Task to carry out >> Retype, without alteration, each line from the line containing "Output the text content of this document." to the final line of the records.

Record list >>
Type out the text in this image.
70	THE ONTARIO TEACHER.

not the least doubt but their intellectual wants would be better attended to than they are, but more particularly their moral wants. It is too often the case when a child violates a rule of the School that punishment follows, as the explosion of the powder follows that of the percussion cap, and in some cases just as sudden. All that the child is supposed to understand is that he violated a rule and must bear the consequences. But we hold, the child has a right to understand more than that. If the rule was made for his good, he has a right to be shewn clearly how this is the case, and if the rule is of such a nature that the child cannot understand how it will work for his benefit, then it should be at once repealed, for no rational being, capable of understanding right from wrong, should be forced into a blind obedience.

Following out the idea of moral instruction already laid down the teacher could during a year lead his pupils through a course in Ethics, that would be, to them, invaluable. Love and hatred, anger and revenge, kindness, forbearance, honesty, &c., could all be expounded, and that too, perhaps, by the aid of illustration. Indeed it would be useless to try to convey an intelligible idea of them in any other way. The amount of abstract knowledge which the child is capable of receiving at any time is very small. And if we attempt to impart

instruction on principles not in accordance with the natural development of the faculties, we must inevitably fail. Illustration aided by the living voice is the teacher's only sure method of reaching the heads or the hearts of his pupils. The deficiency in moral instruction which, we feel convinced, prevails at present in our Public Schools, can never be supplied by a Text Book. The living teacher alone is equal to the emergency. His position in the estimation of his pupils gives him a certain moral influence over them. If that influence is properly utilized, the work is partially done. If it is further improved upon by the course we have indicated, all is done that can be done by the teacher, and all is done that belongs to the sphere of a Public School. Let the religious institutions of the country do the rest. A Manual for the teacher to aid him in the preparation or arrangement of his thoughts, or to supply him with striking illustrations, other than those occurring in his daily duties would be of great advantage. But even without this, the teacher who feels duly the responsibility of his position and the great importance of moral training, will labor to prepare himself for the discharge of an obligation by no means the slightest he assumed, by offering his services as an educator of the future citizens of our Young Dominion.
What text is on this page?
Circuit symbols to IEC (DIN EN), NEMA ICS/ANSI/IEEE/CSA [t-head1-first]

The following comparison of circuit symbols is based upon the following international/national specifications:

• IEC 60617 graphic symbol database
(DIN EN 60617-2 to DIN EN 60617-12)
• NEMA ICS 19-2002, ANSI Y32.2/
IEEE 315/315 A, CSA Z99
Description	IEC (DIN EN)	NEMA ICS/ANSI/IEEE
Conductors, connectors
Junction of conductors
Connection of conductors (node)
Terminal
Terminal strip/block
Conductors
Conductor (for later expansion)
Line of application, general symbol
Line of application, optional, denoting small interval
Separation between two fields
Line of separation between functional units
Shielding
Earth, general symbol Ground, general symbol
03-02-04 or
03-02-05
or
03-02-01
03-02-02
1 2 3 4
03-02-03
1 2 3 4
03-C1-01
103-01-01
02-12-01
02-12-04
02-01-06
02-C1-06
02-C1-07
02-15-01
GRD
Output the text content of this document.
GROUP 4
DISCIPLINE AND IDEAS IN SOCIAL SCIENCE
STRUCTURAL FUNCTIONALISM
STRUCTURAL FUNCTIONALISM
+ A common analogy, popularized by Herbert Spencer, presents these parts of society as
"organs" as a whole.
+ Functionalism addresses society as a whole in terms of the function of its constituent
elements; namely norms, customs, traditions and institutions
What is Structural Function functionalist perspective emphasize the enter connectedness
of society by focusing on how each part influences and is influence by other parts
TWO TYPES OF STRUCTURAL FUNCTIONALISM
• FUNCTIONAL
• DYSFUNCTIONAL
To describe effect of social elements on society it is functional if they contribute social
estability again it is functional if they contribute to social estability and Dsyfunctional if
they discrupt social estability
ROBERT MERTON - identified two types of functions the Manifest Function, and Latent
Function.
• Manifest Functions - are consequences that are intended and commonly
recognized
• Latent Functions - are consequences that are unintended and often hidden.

Exercise result >>
Output the text content of this document.
GROUP 4
DISCIPLINE AND IDEAS IN SOCIAL SCIENCE
STRUCTURAL FUNCTIONALISM
STRUCTURAL FUNCTIONALISM
+ A common analogy, popularized by Herbert Spencer, presents these parts of society as
"organs" as a whole.
+ Functionalism addresses society as a whole in terms of the function of its constituent
elements; namely norms, customs, traditions and institutions
What is Structural Function functionalist perspective emphasize the enter connectedness
of society by focusing on how each part influences and is influence by other parts
TWO TYPES OF STRUCTURAL FUNCTIONALISM
• FUNCTIONAL
• DYSFUNCTIONAL
To describe effect of social elements on society it is functional if they contribute social
estability again it is functional if they contribute to social estability and Dsyfunctional if
they discrupt social estability
ROBERT MERTON - identified two types of functions the Manifest Function, and Latent
Function.
• Manifest Functions - are consequences that are intended and commonly
recognized
• Latent Functions - are consequences that are unintended and often hidden.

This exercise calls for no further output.